Short task → Extract all of the data and reproduce it precisely.

(Data records)

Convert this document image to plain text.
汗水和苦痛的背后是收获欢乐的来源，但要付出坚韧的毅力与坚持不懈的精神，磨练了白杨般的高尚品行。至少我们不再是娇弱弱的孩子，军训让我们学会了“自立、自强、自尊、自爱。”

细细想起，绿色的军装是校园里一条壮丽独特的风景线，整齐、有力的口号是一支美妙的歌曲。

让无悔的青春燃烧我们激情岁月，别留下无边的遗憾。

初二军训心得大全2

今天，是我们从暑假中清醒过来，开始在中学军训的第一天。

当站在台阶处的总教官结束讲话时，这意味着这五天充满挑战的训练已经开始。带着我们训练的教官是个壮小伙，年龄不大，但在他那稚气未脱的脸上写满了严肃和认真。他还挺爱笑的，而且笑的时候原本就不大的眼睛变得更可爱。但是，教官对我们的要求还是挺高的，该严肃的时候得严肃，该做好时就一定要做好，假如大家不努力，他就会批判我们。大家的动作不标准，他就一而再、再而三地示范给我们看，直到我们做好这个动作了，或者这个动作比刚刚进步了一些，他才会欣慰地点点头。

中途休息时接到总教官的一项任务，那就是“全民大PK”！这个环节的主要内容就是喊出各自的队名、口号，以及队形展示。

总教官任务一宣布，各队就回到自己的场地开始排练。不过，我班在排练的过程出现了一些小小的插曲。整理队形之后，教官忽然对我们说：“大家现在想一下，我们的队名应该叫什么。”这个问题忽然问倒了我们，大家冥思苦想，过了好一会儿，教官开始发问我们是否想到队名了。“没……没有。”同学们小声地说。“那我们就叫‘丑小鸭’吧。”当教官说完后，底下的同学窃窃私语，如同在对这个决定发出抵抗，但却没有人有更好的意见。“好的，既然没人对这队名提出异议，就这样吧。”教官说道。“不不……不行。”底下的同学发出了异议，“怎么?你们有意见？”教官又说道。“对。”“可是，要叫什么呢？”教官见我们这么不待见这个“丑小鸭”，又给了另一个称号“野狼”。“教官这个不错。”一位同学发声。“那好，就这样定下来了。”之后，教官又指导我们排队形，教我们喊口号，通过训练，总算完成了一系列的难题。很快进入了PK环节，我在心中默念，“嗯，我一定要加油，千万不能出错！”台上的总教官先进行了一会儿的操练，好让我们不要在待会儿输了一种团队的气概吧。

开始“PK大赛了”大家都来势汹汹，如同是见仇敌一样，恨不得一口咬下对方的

Answer to this task →
Convert this document image to plain text.
汗水和苦痛的背后是收获欢乐的来源，但要付出坚韧的毅力与坚持不懈的精神，磨练了白杨般的高尚品行。至少我们不再是娇弱弱的孩子，军训让我们学会了“自立、自强、自尊、自爱。”

细细想起，绿色的军装是校园里一条壮丽独特的风景线，整齐、有力的口号是一支美妙的歌曲。

让无悔的青春燃烧我们激情岁月，别留下无边的遗憾。

初二军训心得大全2

今天，是我们从暑假中清醒过来，开始在中学军训的第一天。

当站在台阶处的总教官结束讲话时，这意味着这五天充满挑战的训练已经开始。带着我们训练的教官是个壮小伙，年龄不大，但在他那稚气未脱的脸上写满了严肃和认真。他还挺爱笑的，而且笑的时候原本就不大的眼睛变得更可爱。但是，教官对我们的要求还是挺高的，该严肃的时候得严肃，该做好时就一定要做好，假如大家不努力，他就会批判我们。大家的动作不标准，他就一而再、再而三地示范给我们看，直到我们做好这个动作了，或者这个动作比刚刚进步了一些，他才会欣慰地点点头。

中途休息时接到总教官的一项任务，那就是“全民大PK”！这个环节的主要内容就是喊出各自的队名、口号，以及队形展示。

总教官任务一宣布，各队就回到自己的场地开始排练。不过，我班在排练的过程出现了一些小小的插曲。整理队形之后，教官忽然对我们说：“大家现在想一下，我们的队名应该叫什么。”这个问题忽然问倒了我们，大家冥思苦想，过了好一会儿，教官开始发问我们是否想到队名了。“没……没有。”同学们小声地说。“那我们就叫‘丑小鸭’吧。”当教官说完后，底下的同学窃窃私语，如同在对这个决定发出抵抗，但却没有人有更好的意见。“好的，既然没人对这队名提出异议，就这样吧。”教官说道。“不不……不行。”底下的同学发出了异议，“怎么?你们有意见？”教官又说道。“对。”“可是，要叫什么呢？”教官见我们这么不待见这个“丑小鸭”，又给了另一个称号“野狼”。“教官这个不错。”一位同学发声。“那好，就这样定下来了。”之后，教官又指导我们排队形，教我们喊口号，通过训练，总算完成了一系列的难题。很快进入了PK环节，我在心中默念，“嗯，我一定要加油，千万不能出错！”台上的总教官先进行了一会儿的操练，好让我们不要在待会儿输了一种团队的气概吧。

开始“PK大赛了”大家都来势汹汹，如同是见仇敌一样，恨不得一口咬下对方的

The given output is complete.